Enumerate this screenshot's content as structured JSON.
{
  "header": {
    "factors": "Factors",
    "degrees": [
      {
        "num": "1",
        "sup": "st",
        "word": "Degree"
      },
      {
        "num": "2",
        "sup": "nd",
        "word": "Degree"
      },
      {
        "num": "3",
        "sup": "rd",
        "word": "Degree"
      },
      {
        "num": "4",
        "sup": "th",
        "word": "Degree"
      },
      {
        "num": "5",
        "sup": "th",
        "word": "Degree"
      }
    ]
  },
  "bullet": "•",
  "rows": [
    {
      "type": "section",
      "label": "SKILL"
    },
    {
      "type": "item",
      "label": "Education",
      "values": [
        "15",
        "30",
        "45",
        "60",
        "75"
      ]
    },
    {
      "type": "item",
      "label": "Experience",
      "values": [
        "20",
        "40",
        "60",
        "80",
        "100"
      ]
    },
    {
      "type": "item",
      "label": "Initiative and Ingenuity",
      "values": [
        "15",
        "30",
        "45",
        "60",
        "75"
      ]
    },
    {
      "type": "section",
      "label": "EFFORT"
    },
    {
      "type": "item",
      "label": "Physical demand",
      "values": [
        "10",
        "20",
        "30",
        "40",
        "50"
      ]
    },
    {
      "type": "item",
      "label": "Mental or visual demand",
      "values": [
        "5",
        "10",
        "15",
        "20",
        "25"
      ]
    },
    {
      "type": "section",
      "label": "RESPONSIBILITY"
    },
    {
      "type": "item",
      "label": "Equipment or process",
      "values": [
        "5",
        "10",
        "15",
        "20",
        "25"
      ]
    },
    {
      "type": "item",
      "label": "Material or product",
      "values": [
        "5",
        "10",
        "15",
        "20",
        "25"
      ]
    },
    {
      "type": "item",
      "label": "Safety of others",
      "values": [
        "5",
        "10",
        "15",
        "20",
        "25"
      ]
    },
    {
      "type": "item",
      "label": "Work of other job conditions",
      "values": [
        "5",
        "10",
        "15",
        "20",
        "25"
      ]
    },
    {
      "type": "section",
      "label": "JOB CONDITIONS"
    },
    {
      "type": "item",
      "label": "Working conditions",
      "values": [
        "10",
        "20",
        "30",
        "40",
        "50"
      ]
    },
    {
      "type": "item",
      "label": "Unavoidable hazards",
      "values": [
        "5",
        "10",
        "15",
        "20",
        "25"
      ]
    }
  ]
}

=== What is asked ===
How many lines of the listing above include the word "demand"? Reply with the number alone.

=== Answer to this task ===
2